### Exercise description
Restate each entry word for word, leaving nothing out.

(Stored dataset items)
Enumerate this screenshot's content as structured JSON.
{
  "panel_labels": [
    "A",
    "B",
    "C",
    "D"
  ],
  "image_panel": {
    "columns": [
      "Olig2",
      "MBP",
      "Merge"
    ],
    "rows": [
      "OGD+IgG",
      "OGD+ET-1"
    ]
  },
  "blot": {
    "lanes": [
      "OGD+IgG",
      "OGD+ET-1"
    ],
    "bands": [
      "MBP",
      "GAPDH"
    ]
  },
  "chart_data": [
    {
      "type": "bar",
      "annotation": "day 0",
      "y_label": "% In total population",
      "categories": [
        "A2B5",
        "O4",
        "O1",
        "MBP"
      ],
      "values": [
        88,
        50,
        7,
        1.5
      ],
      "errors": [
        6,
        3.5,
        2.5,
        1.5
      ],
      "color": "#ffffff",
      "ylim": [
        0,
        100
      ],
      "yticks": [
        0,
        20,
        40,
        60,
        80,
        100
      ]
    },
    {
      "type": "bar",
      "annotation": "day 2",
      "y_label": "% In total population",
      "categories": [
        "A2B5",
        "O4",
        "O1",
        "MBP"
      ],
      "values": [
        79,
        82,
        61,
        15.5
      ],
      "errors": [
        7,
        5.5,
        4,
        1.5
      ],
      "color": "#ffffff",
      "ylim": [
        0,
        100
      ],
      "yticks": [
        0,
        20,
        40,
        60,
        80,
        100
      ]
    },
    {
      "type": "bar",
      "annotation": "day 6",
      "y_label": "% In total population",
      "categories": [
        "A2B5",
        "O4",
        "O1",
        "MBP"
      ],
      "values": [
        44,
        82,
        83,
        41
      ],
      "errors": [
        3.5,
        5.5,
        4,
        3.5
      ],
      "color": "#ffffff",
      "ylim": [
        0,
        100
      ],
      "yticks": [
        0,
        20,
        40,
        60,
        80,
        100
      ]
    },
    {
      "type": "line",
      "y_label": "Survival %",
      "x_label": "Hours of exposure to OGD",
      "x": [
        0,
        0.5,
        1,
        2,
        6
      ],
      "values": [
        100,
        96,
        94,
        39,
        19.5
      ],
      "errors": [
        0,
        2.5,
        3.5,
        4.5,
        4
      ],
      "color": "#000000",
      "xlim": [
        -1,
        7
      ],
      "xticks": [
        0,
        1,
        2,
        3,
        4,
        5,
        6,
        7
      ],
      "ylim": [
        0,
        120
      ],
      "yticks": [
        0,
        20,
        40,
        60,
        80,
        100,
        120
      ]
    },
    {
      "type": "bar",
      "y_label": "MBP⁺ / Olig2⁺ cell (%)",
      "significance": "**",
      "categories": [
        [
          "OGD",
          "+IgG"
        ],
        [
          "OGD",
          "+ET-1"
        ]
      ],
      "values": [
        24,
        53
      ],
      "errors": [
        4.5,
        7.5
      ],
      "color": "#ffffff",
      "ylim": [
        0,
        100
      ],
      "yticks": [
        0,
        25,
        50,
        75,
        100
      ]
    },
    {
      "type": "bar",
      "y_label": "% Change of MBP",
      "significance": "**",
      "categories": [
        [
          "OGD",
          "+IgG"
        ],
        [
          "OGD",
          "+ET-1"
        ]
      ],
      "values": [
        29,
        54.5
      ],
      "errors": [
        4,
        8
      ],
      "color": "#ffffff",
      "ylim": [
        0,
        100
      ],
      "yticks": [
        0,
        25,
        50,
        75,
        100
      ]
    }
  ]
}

### Complete output
Enumerate this screenshot's content as structured JSON.
{
  "panel_labels": [
    "A",
    "B",
    "C",
    "D"
  ],
  "image_panel": {
    "columns": [
      "Olig2",
      "MBP",
      "Merge"
    ],
    "rows": [
      "OGD+IgG",
      "OGD+ET-1"
    ]
  },
  "blot": {
    "lanes": [
      "OGD+IgG",
      "OGD+ET-1"
    ],
    "bands": [
      "MBP",
      "GAPDH"
    ]
  },
  "chart_data": [
    {
      "type": "bar",
      "annotation": "day 0",
      "y_label": "% In total population",
      "categories": [
        "A2B5",
        "O4",
        "O1",
        "MBP"
      ],
      "values": [
        88,
        50,
        7,
        1.5
      ],
      "errors": [
        6,
        3.5,
        2.5,
        1.5
      ],
      "color": "#ffffff",
      "ylim": [
        0,
        100
      ],
      "yticks": [
        0,
        20,
        40,
        60,
        80,
        100
      ]
    },
    {
      "type": "bar",
      "annotation": "day 2",
      "y_label": "% In total population",
      "categories": [
        "A2B5",
        "O4",
        "O1",
        "MBP"
      ],
      "values": [
        79,
        82,
        61,
        15.5
      ],
      "errors": [
        7,
        5.5,
        4,
        1.5
      ],
      "color": "#ffffff",
      "ylim": [
        0,
        100
      ],
      "yticks": [
        0,
        20,
        40,
        60,
        80,
        100
      ]
    },
    {
      "type": "bar",
      "annotation": "day 6",
      "y_label": "% In total population",
      "categories": [
        "A2B5",
        "O4",
        "O1",
        "MBP"
      ],
      "values": [
        44,
        82,
        83,
        41
      ],
      "errors": [
        3.5,
        5.5,
        4,
        3.5
      ],
      "color": "#ffffff",
      "ylim": [
        0,
        100
      ],
      "yticks": [
        0,
        20,
        40,
        60,
        80,
        100
      ]
    },
    {
      "type": "line",
      "y_label": "Survival %",
      "x_label": "Hours of exposure to OGD",
      "x": [
        0,
        0.5,
        1,
        2,
        6
      ],
      "values": [
        100,
        96,
        94,
        39,
        19.5
      ],
      "errors": [
        0,
        2.5,
        3.5,
        4.5,
        4
      ],
      "color": "#000000",
      "xlim": [
        -1,
        7
      ],
      "xticks": [
        0,
        1,
        2,
        3,
        4,
        5,
        6,
        7
      ],
      "ylim": [
        0,
        120
      ],
      "yticks": [
        0,
        20,
        40,
        60,
        80,
        100,
        120
      ]
    },
    {
      "type": "bar",
      "y_label": "MBP⁺ / Olig2⁺ cell (%)",
      "significance": "**",
      "categories": [
        [
          "OGD",
          "+IgG"
        ],
        [
          "OGD",
          "+ET-1"
        ]
      ],
      "values": [
        24,
        53
      ],
      "errors": [
        4.5,
        7.5
      ],
      "color": "#ffffff",
      "ylim": [
        0,
        100
      ],
      "yticks": [
        0,
        25,
        50,
        75,
        100
      ]
    },
    {
      "type": "bar",
      "y_label": "% Change of MBP",
      "significance": "**",
      "categories": [
        [
          "OGD",
          "+IgG"
        ],
        [
          "OGD",
          "+ET-1"
        ]
      ],
      "values": [
        29,
        54.5
      ],
      "errors": [
        4,
        8
      ],
      "color": "#ffffff",
      "ylim": [
        0,
        100
      ],
      "yticks": [
        0,
        25,
        50,
        75,
        100
      ]
    }
  ]
}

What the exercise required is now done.